EXERCISE BRIEF ▸ Can you update the rows, starting with the first one and going on through the line with "primer-line: [189, 244, 233, 271]", so that every "leader-line" reads "callout-line" and nothing else changes?

Layout element rows ▸
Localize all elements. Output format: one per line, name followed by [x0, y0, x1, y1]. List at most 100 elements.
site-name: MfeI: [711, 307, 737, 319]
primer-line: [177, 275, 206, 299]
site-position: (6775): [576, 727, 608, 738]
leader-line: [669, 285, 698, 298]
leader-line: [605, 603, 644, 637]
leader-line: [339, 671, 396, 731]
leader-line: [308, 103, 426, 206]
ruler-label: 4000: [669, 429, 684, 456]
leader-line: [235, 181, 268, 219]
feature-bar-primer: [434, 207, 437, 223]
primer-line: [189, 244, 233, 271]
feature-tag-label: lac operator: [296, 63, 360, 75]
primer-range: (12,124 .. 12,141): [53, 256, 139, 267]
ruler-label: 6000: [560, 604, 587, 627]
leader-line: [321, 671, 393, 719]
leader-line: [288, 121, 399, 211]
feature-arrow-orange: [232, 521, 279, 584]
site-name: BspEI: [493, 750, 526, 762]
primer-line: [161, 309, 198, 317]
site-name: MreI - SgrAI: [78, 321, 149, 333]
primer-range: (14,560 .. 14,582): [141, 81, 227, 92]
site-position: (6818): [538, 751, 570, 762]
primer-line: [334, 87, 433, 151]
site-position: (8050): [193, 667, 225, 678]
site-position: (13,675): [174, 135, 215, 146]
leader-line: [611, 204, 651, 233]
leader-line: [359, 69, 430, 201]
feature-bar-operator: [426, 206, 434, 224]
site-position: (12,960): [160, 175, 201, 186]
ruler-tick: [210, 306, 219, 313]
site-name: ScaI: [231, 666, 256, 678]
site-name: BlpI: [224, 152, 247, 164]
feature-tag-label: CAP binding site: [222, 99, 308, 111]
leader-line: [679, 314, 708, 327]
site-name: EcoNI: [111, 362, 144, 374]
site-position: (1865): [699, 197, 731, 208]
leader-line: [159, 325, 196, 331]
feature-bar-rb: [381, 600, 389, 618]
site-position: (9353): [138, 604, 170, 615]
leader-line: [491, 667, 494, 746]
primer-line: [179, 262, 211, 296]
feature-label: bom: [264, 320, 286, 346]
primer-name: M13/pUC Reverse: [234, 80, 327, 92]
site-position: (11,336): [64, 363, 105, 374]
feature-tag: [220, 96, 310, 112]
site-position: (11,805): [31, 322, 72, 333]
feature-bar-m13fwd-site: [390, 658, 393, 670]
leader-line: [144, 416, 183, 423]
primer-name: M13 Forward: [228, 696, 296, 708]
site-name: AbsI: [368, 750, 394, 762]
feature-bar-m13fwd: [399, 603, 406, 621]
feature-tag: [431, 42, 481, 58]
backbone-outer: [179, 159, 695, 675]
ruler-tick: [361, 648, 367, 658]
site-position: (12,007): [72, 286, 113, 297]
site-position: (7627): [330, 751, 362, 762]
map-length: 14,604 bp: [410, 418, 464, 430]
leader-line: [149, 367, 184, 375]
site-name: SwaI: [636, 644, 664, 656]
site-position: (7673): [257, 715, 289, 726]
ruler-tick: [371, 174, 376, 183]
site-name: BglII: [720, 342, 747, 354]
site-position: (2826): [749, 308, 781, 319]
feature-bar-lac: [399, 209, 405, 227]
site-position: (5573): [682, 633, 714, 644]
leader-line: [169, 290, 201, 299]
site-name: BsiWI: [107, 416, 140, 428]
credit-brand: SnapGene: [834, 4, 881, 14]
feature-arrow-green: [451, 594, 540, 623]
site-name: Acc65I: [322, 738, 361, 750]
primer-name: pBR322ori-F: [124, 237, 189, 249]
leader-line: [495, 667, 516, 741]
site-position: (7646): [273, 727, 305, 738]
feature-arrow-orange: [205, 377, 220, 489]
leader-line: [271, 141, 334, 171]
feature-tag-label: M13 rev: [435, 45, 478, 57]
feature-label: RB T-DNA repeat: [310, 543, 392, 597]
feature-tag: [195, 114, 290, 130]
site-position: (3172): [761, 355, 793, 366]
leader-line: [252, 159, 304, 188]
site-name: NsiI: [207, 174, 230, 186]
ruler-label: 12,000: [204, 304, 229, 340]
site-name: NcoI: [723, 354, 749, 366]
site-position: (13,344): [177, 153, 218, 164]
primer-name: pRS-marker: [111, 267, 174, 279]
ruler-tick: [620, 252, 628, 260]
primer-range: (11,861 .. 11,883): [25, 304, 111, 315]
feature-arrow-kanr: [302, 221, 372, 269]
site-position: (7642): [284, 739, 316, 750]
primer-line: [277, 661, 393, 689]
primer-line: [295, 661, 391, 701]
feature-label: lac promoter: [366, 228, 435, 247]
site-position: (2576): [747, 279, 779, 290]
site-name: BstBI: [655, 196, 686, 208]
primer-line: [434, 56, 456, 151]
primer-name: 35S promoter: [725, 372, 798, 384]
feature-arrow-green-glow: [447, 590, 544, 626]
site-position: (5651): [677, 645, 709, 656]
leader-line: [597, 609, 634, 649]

FULL SOLUTION ▸
Localize all elements. Output format: one per line, name followed by [x0, y0, x1, y1]. List at most 100 elements.
site-name: MfeI: [711, 307, 737, 319]
primer-line: [177, 275, 206, 299]
site-position: (6775): [576, 727, 608, 738]
callout-line: [669, 285, 698, 298]
callout-line: [605, 603, 644, 637]
callout-line: [339, 671, 396, 731]
callout-line: [308, 103, 426, 206]
ruler-label: 4000: [669, 429, 684, 456]
callout-line: [235, 181, 268, 219]
feature-bar-primer: [434, 207, 437, 223]
primer-line: [189, 244, 233, 271]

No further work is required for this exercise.